In the entries below, identify every line with the string "close" and copy it.

------------

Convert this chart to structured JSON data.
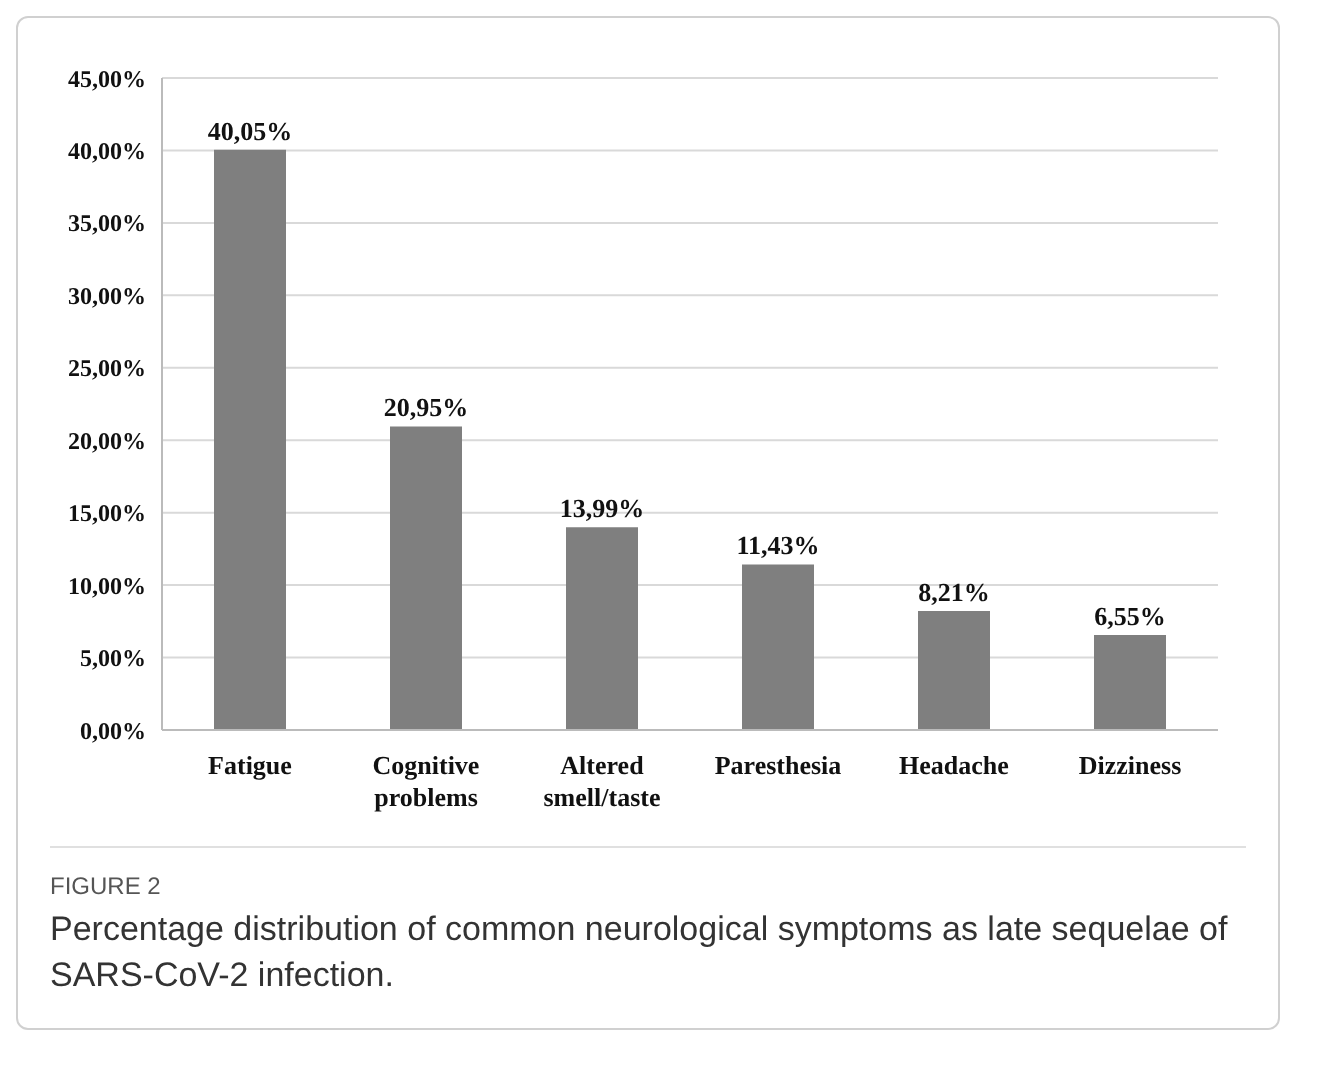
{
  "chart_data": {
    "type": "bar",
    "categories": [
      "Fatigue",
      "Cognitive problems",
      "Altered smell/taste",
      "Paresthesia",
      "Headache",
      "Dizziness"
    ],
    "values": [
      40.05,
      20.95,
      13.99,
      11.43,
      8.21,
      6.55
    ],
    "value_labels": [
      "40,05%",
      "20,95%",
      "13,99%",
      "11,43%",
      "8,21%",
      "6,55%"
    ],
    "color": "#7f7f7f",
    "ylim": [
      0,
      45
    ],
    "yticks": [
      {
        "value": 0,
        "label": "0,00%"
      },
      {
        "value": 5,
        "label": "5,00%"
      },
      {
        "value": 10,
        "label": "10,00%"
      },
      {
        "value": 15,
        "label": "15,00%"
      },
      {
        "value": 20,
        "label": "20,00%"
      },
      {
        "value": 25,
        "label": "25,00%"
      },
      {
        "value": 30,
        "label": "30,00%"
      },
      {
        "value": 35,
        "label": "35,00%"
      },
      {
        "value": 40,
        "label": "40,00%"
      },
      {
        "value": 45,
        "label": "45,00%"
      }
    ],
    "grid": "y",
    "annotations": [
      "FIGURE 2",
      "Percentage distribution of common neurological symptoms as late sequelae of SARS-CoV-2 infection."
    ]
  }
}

------------

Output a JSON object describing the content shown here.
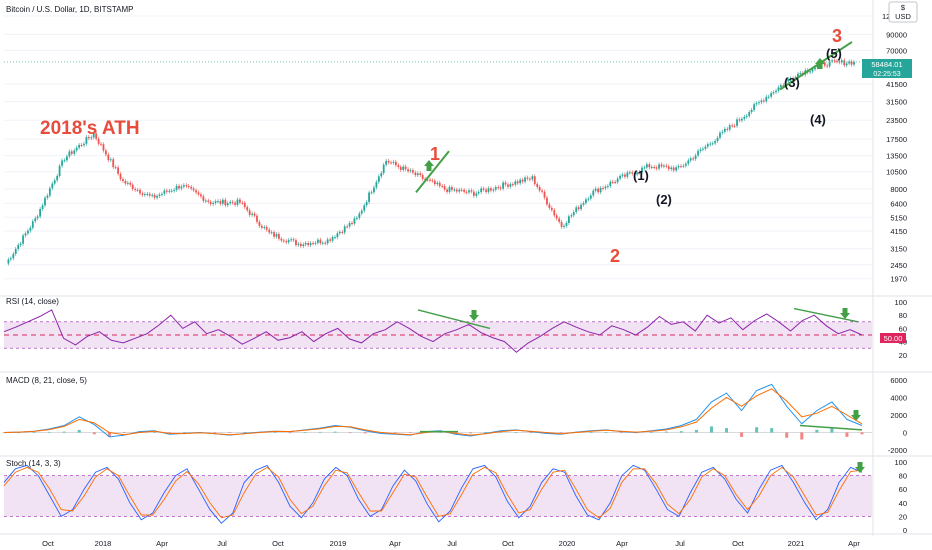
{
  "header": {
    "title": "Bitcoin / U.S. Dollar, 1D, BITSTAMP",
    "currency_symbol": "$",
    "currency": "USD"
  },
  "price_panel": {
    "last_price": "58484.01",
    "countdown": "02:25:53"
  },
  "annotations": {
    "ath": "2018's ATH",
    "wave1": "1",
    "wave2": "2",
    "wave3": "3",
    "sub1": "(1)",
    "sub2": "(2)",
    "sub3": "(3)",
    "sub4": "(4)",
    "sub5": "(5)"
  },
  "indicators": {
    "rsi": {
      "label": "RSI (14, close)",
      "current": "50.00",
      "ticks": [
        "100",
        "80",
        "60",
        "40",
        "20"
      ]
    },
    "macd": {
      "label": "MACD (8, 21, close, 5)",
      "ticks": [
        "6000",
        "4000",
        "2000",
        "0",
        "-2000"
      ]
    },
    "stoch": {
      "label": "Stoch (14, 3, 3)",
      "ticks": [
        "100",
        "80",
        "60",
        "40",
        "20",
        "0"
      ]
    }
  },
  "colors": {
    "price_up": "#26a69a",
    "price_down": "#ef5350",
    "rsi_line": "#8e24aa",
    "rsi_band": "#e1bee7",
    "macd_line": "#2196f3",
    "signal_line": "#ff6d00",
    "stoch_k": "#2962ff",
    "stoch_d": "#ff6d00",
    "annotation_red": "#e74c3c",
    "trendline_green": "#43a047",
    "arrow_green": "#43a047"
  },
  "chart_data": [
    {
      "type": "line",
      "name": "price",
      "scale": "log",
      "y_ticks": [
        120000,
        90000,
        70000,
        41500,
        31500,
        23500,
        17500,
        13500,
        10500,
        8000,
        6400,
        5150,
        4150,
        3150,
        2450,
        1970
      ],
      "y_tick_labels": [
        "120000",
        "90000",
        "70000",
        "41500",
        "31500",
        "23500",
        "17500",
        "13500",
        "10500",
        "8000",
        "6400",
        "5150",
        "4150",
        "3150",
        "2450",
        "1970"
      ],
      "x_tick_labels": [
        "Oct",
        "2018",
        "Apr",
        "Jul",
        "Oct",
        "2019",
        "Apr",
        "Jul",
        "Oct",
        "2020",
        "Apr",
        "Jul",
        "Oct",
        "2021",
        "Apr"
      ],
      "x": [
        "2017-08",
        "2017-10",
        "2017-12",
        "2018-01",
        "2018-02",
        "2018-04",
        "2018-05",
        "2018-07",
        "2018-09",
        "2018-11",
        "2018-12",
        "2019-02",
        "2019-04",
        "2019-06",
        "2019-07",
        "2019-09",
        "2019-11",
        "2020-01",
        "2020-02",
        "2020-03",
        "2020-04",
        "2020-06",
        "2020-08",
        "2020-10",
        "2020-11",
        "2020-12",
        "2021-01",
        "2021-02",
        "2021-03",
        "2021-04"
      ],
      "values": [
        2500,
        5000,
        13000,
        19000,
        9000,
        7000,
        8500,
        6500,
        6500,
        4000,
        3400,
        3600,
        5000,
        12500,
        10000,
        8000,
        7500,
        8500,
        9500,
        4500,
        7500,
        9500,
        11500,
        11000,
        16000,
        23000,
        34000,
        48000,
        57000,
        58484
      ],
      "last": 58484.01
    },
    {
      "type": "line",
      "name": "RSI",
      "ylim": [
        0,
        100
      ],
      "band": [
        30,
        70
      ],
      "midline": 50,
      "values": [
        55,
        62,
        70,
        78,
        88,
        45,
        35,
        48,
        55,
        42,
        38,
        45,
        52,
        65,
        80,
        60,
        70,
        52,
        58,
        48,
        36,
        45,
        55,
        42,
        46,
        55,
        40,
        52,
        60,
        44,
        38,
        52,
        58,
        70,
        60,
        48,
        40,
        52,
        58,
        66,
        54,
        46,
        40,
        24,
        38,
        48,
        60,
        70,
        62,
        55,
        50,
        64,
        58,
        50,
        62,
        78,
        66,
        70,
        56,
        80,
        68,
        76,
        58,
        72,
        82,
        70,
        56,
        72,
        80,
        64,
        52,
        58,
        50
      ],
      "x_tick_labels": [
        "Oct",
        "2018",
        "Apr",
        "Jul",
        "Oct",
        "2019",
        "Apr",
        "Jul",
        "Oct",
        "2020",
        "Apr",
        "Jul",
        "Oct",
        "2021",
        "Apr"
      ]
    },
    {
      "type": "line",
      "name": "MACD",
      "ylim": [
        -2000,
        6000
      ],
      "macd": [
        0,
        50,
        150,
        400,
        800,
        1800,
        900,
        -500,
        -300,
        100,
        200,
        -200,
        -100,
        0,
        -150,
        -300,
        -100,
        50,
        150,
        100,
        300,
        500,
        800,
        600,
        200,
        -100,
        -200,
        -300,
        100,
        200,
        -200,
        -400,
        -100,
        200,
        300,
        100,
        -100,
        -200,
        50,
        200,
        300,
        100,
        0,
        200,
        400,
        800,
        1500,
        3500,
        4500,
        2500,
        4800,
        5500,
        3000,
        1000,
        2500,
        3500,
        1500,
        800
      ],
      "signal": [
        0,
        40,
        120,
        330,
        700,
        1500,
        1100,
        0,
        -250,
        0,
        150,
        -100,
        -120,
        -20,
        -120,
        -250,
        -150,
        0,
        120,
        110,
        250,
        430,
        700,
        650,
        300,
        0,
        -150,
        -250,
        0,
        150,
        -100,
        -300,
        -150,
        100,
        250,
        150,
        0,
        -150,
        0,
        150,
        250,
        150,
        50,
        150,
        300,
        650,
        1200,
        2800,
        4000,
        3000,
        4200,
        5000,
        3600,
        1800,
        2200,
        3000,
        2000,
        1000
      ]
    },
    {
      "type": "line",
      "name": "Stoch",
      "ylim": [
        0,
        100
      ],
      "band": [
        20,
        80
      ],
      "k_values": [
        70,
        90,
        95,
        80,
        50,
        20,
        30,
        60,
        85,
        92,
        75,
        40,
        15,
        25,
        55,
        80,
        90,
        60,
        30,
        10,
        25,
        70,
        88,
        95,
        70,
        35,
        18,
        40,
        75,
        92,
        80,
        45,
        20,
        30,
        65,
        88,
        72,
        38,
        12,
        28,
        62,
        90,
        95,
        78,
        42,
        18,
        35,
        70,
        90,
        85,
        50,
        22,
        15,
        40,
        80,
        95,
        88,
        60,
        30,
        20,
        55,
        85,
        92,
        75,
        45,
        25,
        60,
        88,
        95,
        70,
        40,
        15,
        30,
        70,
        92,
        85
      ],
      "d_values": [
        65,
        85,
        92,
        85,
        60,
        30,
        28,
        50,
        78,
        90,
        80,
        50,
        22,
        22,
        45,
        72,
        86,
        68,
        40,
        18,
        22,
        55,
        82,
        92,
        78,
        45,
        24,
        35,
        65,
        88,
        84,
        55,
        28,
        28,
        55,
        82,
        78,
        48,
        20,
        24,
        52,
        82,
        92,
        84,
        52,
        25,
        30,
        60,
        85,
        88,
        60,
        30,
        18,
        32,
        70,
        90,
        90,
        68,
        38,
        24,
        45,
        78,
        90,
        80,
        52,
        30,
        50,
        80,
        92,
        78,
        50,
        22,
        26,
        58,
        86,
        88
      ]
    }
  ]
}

------------

Written answer.
      "label": "RSI (14, close)",
      "label": "MACD (8, 21, close, 5)",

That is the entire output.